### [What to work on]
From the records below, give the number of lines that contain the string "skip", without any other text.

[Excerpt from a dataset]
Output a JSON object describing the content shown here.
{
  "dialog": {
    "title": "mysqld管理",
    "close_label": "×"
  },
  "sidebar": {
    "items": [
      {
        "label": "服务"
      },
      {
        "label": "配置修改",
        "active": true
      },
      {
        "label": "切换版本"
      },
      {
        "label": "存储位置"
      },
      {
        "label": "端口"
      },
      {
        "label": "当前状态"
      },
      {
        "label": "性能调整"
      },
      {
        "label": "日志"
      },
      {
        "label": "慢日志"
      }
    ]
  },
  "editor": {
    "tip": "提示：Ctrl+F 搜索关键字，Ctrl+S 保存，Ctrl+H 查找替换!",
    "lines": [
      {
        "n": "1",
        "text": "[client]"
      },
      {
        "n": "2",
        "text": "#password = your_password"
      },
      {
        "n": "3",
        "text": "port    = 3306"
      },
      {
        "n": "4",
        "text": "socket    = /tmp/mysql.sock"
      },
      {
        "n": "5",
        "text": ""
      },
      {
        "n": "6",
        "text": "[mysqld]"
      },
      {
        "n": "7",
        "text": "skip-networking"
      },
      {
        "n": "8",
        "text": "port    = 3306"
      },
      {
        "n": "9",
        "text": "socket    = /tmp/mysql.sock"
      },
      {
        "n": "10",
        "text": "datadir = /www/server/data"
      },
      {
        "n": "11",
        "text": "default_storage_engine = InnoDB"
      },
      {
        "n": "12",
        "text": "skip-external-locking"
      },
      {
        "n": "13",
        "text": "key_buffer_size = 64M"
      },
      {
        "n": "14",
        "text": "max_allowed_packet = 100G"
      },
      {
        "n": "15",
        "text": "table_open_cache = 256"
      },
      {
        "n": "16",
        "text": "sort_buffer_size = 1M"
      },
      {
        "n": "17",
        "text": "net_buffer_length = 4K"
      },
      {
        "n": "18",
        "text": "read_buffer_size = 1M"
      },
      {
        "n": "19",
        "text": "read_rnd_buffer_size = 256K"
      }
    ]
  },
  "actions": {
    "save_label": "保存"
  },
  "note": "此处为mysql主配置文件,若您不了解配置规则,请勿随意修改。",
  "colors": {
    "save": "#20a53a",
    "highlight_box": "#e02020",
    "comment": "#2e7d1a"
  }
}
---
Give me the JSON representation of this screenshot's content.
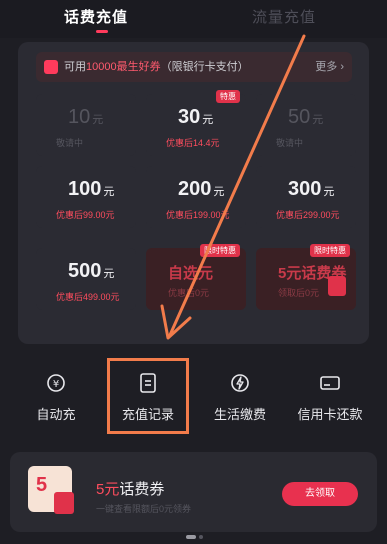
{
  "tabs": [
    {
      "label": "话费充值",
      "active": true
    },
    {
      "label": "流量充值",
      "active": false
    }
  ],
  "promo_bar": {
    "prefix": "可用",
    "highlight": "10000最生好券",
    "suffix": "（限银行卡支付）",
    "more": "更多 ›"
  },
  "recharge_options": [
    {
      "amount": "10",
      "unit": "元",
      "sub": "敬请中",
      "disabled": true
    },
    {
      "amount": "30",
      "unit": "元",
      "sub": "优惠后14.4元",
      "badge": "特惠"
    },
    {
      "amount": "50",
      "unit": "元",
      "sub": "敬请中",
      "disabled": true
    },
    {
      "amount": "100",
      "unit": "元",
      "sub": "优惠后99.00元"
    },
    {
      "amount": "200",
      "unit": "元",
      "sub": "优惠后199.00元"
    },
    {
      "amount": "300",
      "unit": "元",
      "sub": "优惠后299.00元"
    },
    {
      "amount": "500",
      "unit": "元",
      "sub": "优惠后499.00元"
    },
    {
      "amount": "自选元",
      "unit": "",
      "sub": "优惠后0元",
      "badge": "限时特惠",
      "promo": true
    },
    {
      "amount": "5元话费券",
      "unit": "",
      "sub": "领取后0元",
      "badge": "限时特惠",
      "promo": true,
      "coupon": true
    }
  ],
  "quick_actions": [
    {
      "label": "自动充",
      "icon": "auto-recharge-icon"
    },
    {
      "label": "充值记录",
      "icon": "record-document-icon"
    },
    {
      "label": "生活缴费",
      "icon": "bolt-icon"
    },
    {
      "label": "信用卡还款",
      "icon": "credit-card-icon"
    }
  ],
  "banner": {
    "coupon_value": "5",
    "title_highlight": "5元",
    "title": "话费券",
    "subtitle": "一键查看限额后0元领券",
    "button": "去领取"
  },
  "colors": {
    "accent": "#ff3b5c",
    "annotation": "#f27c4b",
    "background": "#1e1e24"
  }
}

### [Finished task]
2